YOUR OBJECTIVE:
Copy, from the entries below, each line where the word "Kuwait" can be found.

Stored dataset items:
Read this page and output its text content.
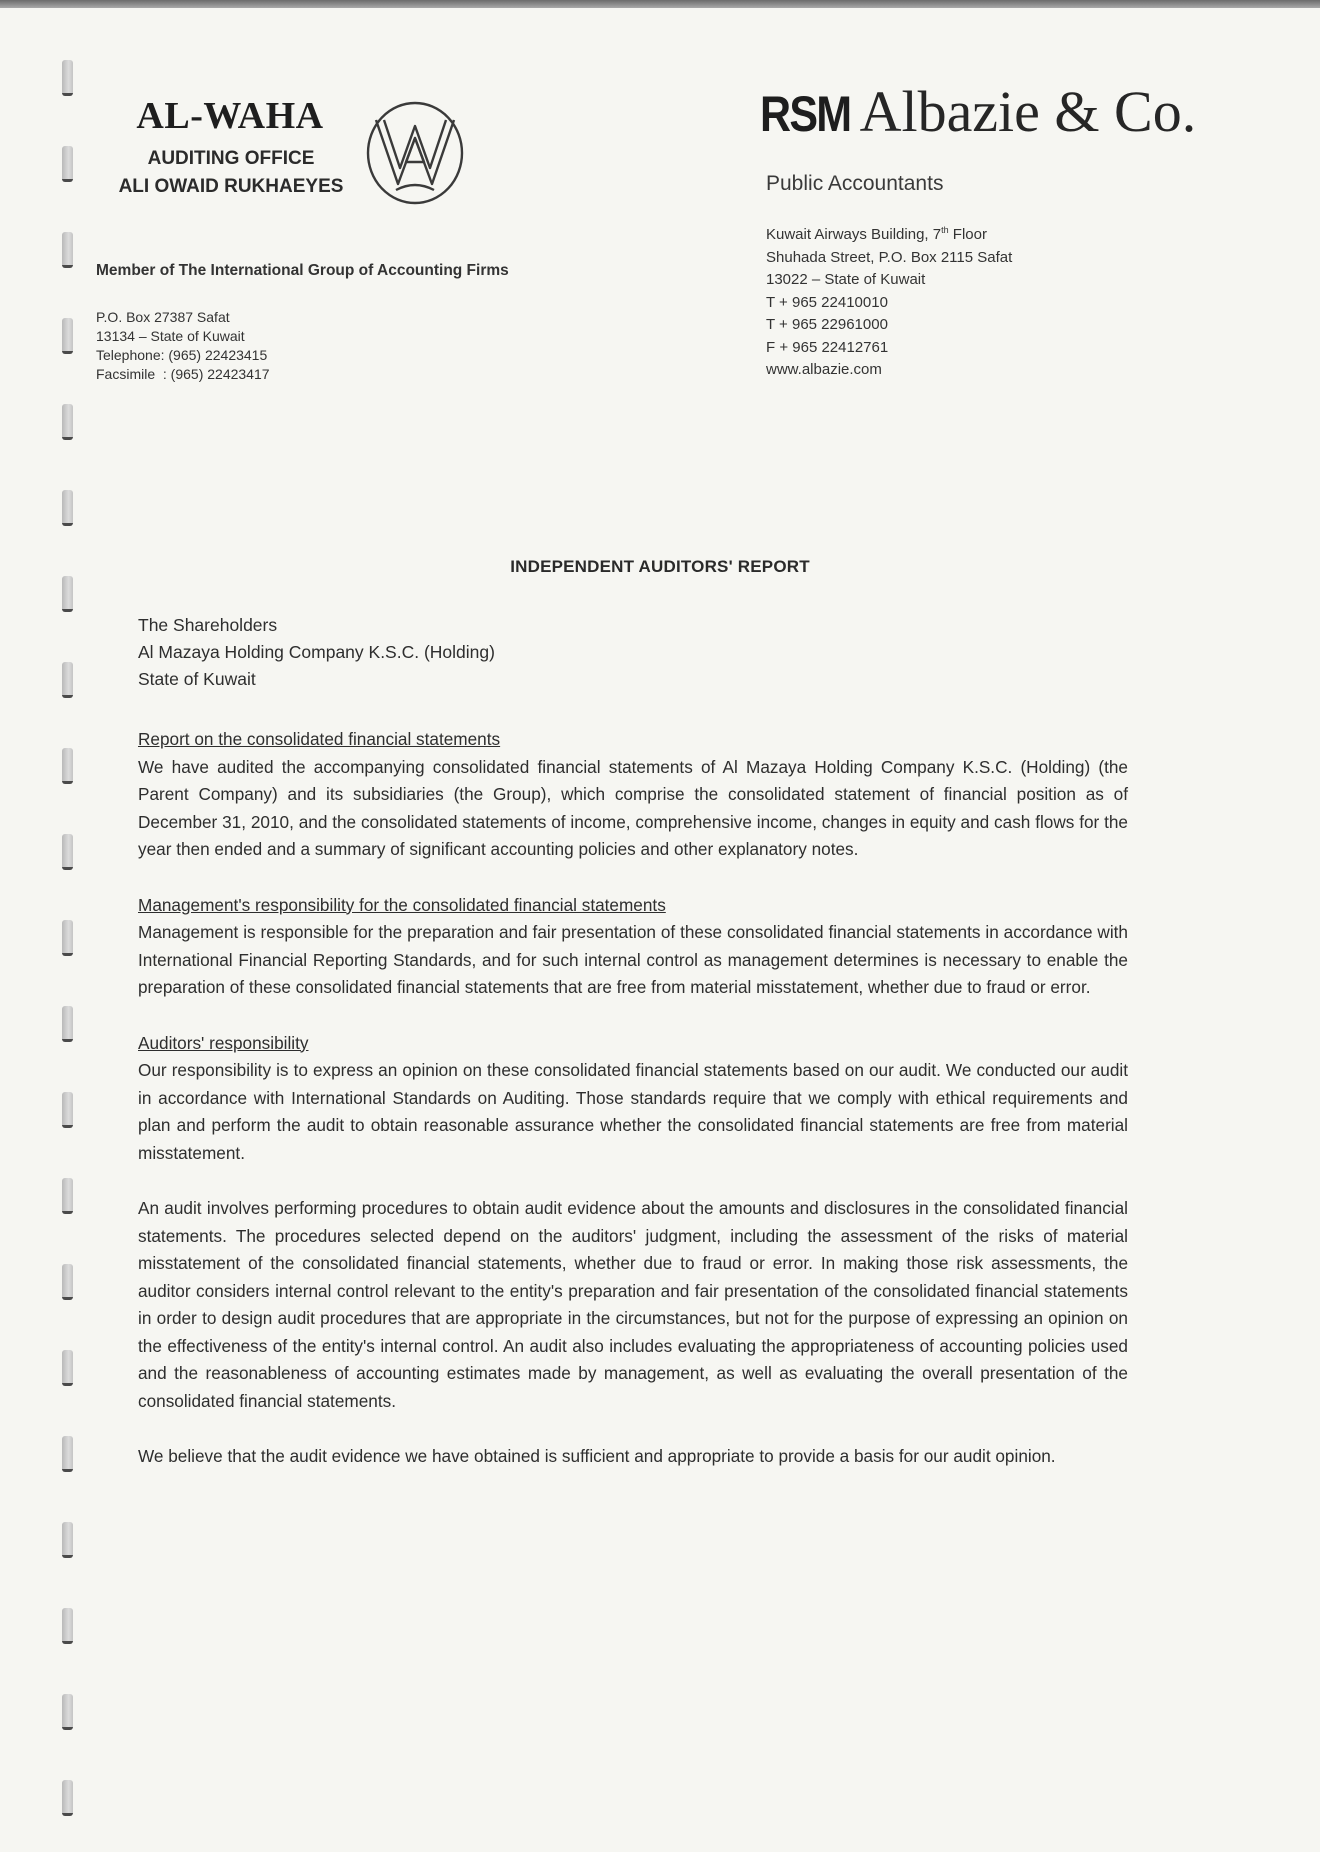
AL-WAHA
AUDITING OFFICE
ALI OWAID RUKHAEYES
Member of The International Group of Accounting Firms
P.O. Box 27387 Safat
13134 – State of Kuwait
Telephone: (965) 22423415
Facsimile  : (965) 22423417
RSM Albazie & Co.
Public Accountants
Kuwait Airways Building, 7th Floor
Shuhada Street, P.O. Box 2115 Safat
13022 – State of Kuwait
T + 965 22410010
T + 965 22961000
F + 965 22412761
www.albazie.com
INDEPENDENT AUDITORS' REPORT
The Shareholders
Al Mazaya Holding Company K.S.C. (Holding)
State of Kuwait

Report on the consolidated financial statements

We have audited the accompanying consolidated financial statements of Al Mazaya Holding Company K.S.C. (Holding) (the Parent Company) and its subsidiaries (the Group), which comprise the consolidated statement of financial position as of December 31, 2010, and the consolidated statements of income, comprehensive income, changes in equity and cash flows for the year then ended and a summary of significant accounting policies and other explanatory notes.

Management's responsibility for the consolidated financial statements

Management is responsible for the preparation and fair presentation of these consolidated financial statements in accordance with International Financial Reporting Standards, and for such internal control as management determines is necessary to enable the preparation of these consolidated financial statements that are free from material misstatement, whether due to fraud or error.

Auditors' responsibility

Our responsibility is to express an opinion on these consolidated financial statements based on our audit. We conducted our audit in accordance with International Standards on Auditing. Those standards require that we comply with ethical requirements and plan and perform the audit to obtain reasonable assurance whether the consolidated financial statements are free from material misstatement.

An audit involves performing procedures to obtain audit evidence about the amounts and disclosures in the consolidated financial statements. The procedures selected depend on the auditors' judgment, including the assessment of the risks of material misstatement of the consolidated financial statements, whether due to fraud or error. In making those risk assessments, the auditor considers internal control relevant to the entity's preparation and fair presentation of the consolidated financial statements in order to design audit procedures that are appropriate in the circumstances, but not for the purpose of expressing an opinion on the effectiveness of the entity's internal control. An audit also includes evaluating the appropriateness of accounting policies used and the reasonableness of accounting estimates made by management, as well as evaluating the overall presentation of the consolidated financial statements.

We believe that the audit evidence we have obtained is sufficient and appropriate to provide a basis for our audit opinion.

EXERCISE RESULT:
13134 – State of Kuwait
Kuwait Airways Building, 7th Floor
13022 – State of Kuwait
State of Kuwait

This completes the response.